▶ **Exercise instructions**: Copy all of the rows below character for character, without changing, adding or leaving out anything.
━━━━━━━━━━━━━━━━
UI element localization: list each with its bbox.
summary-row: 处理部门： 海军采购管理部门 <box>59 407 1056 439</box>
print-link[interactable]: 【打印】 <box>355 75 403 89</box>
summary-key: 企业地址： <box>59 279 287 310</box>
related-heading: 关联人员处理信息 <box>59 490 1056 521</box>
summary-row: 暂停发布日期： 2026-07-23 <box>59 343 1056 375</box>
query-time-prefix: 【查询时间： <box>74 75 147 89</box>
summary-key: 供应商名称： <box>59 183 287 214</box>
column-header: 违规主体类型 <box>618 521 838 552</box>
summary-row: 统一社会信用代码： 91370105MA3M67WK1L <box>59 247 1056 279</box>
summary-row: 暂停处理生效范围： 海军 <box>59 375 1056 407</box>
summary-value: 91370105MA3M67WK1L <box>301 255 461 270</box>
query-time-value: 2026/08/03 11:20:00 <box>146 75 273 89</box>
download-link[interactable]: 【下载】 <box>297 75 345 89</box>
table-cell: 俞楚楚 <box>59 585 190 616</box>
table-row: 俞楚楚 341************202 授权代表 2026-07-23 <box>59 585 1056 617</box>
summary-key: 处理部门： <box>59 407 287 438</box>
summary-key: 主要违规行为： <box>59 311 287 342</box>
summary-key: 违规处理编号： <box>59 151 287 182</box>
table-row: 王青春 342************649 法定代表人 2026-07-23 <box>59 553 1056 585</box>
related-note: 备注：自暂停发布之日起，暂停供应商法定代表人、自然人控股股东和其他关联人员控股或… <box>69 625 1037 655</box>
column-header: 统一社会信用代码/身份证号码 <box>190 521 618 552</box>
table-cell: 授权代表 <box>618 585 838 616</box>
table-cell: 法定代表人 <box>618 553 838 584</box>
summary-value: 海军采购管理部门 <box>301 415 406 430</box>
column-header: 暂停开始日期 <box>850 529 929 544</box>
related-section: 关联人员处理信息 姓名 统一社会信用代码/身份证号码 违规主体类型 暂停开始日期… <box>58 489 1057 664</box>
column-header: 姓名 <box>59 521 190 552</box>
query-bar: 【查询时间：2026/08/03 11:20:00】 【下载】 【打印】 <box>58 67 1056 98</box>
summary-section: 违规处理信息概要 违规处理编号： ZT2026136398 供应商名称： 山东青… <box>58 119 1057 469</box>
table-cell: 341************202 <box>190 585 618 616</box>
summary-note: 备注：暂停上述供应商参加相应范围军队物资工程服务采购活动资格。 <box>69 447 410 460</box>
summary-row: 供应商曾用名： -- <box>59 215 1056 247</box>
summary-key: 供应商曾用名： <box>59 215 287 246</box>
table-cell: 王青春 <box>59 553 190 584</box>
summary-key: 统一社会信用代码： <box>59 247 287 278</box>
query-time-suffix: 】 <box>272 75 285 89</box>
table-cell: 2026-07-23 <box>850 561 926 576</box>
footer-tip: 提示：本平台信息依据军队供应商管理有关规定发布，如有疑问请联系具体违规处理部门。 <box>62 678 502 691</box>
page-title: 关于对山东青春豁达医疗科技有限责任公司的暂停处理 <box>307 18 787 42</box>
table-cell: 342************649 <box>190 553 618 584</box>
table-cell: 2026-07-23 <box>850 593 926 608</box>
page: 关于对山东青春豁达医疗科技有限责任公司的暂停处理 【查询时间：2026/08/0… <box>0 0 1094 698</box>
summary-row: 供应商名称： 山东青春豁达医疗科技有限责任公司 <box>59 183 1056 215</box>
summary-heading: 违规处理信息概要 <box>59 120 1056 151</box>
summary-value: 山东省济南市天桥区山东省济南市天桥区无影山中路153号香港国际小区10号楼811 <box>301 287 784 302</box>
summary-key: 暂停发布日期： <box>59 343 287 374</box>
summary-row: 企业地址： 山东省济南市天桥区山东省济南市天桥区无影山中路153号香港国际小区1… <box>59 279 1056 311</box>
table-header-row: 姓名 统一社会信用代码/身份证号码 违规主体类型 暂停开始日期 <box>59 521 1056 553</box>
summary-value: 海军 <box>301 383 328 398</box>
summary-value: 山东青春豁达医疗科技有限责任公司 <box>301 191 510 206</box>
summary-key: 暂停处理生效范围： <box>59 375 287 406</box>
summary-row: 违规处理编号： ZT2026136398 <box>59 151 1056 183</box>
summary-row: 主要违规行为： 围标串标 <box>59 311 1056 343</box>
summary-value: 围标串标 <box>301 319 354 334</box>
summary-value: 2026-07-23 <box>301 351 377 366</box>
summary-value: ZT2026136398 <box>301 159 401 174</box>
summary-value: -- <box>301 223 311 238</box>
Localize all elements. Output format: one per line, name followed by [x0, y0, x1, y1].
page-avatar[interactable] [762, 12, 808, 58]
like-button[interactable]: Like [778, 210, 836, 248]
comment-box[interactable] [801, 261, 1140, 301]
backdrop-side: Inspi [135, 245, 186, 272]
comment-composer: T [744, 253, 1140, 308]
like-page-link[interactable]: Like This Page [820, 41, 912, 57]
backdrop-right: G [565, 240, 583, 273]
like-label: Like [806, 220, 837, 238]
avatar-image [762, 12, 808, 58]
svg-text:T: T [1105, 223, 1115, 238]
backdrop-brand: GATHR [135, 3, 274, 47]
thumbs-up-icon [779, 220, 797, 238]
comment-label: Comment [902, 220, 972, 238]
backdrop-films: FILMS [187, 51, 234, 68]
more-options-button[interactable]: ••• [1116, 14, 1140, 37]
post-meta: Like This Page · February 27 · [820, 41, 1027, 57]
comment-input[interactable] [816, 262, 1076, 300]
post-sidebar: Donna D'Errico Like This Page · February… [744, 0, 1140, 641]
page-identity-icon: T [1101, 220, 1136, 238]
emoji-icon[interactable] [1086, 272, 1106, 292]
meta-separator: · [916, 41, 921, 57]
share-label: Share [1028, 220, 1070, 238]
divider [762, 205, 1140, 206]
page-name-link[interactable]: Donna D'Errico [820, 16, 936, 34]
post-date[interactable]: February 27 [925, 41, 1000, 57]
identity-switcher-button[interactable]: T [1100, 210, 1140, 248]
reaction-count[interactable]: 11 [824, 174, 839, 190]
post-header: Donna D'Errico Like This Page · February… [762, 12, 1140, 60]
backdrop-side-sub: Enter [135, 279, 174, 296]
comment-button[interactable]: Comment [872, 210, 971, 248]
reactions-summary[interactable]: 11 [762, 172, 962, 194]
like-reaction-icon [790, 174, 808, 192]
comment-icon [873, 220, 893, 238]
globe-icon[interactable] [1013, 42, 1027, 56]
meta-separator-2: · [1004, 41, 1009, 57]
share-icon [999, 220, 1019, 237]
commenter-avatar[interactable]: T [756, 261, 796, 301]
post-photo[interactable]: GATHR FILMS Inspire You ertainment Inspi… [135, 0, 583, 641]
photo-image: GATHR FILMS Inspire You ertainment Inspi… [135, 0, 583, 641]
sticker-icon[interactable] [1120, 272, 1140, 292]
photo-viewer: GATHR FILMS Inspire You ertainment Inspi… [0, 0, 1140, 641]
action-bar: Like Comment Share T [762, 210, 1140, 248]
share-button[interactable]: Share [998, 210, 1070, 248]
━━━━━━━━━━━━━━━━
▶ **Complete response**:
UI element localization: list each with its bbox.
summary-row: 处理部门： 海军采购管理部门 <box>59 407 1056 439</box>
print-link[interactable]: 【打印】 <box>355 75 403 89</box>
summary-key: 企业地址： <box>59 279 287 310</box>
related-heading: 关联人员处理信息 <box>59 490 1056 521</box>
summary-row: 暂停发布日期： 2026-07-23 <box>59 343 1056 375</box>
query-time-prefix: 【查询时间： <box>74 75 147 89</box>
summary-key: 供应商名称： <box>59 183 287 214</box>
column-header: 违规主体类型 <box>618 521 838 552</box>
summary-row: 统一社会信用代码： 91370105MA3M67WK1L <box>59 247 1056 279</box>
summary-row: 暂停处理生效范围： 海军 <box>59 375 1056 407</box>
summary-value: 91370105MA3M67WK1L <box>301 255 461 270</box>
query-time-value: 2026/08/03 11:20:00 <box>146 75 273 89</box>
download-link[interactable]: 【下载】 <box>297 75 345 89</box>
table-cell: 俞楚楚 <box>59 585 190 616</box>
table-row: 俞楚楚 341************202 授权代表 2026-07-23 <box>59 585 1056 617</box>
summary-key: 处理部门： <box>59 407 287 438</box>
summary-key: 主要违规行为： <box>59 311 287 342</box>
summary-key: 违规处理编号： <box>59 151 287 182</box>
table-row: 王青春 342************649 法定代表人 2026-07-23 <box>59 553 1056 585</box>
related-note: 备注：自暂停发布之日起，暂停供应商法定代表人、自然人控股股东和其他关联人员控股或… <box>69 625 1037 655</box>
column-header: 统一社会信用代码/身份证号码 <box>190 521 618 552</box>
table-cell: 授权代表 <box>618 585 838 616</box>
table-cell: 法定代表人 <box>618 553 838 584</box>
summary-value: 海军采购管理部门 <box>301 415 406 430</box>
column-header: 暂停开始日期 <box>850 529 929 544</box>
related-section: 关联人员处理信息 姓名 统一社会信用代码/身份证号码 违规主体类型 暂停开始日期… <box>58 489 1057 664</box>
column-header: 姓名 <box>59 521 190 552</box>
query-bar: 【查询时间：2026/08/03 11:20:00】 【下载】 【打印】 <box>58 67 1056 98</box>
summary-section: 违规处理信息概要 违规处理编号： ZT2026136398 供应商名称： 山东青… <box>58 119 1057 469</box>
table-cell: 341************202 <box>190 585 618 616</box>
summary-note: 备注：暂停上述供应商参加相应范围军队物资工程服务采购活动资格。 <box>69 447 410 460</box>
summary-row: 供应商曾用名： -- <box>59 215 1056 247</box>
summary-key: 供应商曾用名： <box>59 215 287 246</box>
table-cell: 王青春 <box>59 553 190 584</box>
summary-key: 统一社会信用代码： <box>59 247 287 278</box>
query-time-suffix: 】 <box>272 75 285 89</box>
table-cell: 2026-07-23 <box>850 561 926 576</box>
footer-tip: 提示：本平台信息依据军队供应商管理有关规定发布，如有疑问请联系具体违规处理部门。 <box>62 678 502 691</box>
page-title: 关于对山东青春豁达医疗科技有限责任公司的暂停处理 <box>307 18 787 42</box>
table-cell: 342************649 <box>190 553 618 584</box>
table-cell: 2026-07-23 <box>850 593 926 608</box>
page: 关于对山东青春豁达医疗科技有限责任公司的暂停处理 【查询时间：2026/08/0… <box>0 0 1094 698</box>
summary-row: 供应商名称： 山东青春豁达医疗科技有限责任公司 <box>59 183 1056 215</box>
summary-heading: 违规处理信息概要 <box>59 120 1056 151</box>
summary-value: 山东省济南市天桥区山东省济南市天桥区无影山中路153号香港国际小区10号楼811 <box>301 287 784 302</box>
summary-key: 暂停发布日期： <box>59 343 287 374</box>
summary-row: 企业地址： 山东省济南市天桥区山东省济南市天桥区无影山中路153号香港国际小区1… <box>59 279 1056 311</box>
table-header-row: 姓名 统一社会信用代码/身份证号码 违规主体类型 暂停开始日期 <box>59 521 1056 553</box>
summary-value: 海军 <box>301 383 328 398</box>
summary-value: 山东青春豁达医疗科技有限责任公司 <box>301 191 510 206</box>
summary-key: 暂停处理生效范围： <box>59 375 287 406</box>
summary-row: 违规处理编号： ZT2026136398 <box>59 151 1056 183</box>
summary-row: 主要违规行为： 围标串标 <box>59 311 1056 343</box>
summary-value: 围标串标 <box>301 319 354 334</box>
summary-value: 2026-07-23 <box>301 351 377 366</box>
summary-value: ZT2026136398 <box>301 159 401 174</box>
summary-value: -- <box>301 223 311 238</box>
Localize all elements. Output format: one per line, name followed by [x0, y0, x1, y1].
page-avatar[interactable] [762, 12, 808, 58]
like-button[interactable]: Like [778, 210, 836, 248]
comment-box[interactable] [801, 261, 1140, 301]
backdrop-side: Inspi [135, 245, 186, 272]
comment-composer: T [744, 253, 1140, 308]
like-page-link[interactable]: Like This Page [820, 41, 912, 57]
backdrop-right: G [565, 240, 583, 273]
like-label: Like [806, 220, 837, 238]
avatar-image [762, 12, 808, 58]
svg-text:T: T [1105, 223, 1115, 238]
backdrop-brand: GATHR [135, 3, 274, 47]
thumbs-up-icon [779, 220, 797, 238]
comment-label: Comment [902, 220, 972, 238]
backdrop-films: FILMS [187, 51, 234, 68]
more-options-button[interactable]: ••• [1116, 14, 1140, 37]
post-meta: Like This Page · February 27 · [820, 41, 1027, 57]
comment-input[interactable] [816, 262, 1076, 300]
post-sidebar: Donna D'Errico Like This Page · February… [744, 0, 1140, 641]
page-identity-icon: T [1101, 220, 1136, 238]
emoji-icon[interactable] [1086, 272, 1106, 292]
meta-separator: · [916, 41, 921, 57]
share-label: Share [1028, 220, 1070, 238]
divider [762, 205, 1140, 206]
page-name-link[interactable]: Donna D'Errico [820, 16, 936, 34]
post-date[interactable]: February 27 [925, 41, 1000, 57]
identity-switcher-button[interactable]: T [1100, 210, 1140, 248]
reaction-count[interactable]: 11 [824, 174, 839, 190]
post-header: Donna D'Errico Like This Page · February… [762, 12, 1140, 60]
backdrop-side-sub: Enter [135, 279, 174, 296]
comment-button[interactable]: Comment [872, 210, 971, 248]
reactions-summary[interactable]: 11 [762, 172, 962, 194]
like-reaction-icon [790, 174, 808, 192]
comment-icon [873, 220, 893, 238]
globe-icon[interactable] [1013, 42, 1027, 56]
meta-separator-2: · [1004, 41, 1009, 57]
share-icon [999, 220, 1019, 237]
commenter-avatar[interactable]: T [756, 261, 796, 301]
post-photo[interactable]: GATHR FILMS Inspire You ertainment Inspi… [135, 0, 583, 641]
photo-image: GATHR FILMS Inspire You ertainment Inspi… [135, 0, 583, 641]
sticker-icon[interactable] [1120, 272, 1140, 292]
photo-viewer: GATHR FILMS Inspire You ertainment Inspi… [0, 0, 1140, 641]
action-bar: Like Comment Share T [762, 210, 1140, 248]
share-button[interactable]: Share [998, 210, 1070, 248]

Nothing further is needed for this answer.